** DIRECTIONS **
Copy the records from their first line through the line containing "blue-dotted-circle-annotation [927,897,991,951]", switching "x-tick-label" to "x-axis-label" and changing nothing else.

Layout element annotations
──────
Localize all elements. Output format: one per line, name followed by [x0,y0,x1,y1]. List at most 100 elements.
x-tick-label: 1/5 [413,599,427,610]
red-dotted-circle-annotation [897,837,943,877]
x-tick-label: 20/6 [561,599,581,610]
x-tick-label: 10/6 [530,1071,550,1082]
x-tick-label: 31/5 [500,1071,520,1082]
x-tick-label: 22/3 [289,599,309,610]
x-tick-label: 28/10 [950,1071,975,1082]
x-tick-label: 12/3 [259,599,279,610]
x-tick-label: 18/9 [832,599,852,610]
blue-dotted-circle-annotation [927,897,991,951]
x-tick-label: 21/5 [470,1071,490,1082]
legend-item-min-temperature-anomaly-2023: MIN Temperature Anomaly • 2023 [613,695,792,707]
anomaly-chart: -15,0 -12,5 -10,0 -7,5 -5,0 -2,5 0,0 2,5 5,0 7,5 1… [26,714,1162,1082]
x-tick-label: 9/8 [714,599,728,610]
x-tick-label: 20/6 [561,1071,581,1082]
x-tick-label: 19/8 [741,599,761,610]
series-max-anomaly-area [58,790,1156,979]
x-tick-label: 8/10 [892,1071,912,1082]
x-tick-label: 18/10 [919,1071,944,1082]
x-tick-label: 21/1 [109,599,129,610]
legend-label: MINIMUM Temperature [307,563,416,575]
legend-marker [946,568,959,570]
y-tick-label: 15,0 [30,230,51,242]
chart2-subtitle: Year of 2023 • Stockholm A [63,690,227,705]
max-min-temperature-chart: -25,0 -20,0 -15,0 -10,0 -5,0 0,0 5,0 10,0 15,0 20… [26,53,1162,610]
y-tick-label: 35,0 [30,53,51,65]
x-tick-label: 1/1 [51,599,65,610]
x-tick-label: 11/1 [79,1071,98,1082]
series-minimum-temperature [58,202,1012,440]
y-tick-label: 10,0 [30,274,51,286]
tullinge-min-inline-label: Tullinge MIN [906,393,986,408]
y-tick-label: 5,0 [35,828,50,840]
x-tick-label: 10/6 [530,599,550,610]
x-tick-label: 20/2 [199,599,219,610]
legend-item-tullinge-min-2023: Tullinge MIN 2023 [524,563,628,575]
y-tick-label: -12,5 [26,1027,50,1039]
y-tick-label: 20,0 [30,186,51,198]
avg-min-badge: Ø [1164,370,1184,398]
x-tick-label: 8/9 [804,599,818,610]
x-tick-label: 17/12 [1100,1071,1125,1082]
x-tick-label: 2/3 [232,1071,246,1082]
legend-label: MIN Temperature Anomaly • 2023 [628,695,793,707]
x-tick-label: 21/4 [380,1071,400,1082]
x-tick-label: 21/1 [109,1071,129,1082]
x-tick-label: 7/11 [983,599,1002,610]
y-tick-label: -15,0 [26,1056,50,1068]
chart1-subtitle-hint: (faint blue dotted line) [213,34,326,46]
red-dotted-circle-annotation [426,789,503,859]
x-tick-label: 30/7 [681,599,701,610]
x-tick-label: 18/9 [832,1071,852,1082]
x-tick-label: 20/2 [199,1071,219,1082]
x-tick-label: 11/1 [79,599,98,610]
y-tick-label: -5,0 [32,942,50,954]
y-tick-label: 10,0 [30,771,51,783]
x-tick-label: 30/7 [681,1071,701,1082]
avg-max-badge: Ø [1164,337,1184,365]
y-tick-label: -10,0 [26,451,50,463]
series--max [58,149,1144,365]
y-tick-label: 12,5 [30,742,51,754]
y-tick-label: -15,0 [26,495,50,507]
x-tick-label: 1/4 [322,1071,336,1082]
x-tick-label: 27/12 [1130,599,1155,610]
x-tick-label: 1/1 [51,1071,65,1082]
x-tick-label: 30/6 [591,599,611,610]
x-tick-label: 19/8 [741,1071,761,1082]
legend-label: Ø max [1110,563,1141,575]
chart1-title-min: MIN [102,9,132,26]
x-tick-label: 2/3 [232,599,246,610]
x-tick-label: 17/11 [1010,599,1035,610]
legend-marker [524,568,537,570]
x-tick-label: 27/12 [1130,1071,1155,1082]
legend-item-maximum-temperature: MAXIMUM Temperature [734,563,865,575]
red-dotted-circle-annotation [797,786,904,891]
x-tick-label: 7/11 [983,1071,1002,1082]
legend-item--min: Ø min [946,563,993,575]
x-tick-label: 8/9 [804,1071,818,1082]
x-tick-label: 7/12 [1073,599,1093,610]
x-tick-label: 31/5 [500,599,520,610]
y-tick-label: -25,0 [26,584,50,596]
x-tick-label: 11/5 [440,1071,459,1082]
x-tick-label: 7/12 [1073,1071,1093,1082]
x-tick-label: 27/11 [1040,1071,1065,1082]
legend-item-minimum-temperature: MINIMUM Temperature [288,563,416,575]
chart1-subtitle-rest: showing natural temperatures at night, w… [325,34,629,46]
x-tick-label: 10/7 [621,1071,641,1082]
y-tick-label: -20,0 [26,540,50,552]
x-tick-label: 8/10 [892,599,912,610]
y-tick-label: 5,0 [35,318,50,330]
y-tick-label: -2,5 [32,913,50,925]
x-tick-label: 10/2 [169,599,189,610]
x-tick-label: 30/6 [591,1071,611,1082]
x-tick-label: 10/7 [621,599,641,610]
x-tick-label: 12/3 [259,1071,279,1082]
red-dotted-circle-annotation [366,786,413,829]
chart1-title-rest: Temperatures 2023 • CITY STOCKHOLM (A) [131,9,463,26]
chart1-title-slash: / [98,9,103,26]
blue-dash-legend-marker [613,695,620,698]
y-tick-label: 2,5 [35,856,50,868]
──────
** RESPONSE BELOW **
Localize all elements. Output format: one per line, name followed by [x0,y0,x1,y1]. List at most 100 elements.
x-axis-label: 1/5 [413,599,427,610]
red-dotted-circle-annotation [897,837,943,877]
x-axis-label: 20/6 [561,599,581,610]
x-axis-label: 10/6 [530,1071,550,1082]
x-axis-label: 31/5 [500,1071,520,1082]
x-axis-label: 22/3 [289,599,309,610]
x-axis-label: 28/10 [950,1071,975,1082]
x-axis-label: 12/3 [259,599,279,610]
x-axis-label: 18/9 [832,599,852,610]
blue-dotted-circle-annotation [927,897,991,951]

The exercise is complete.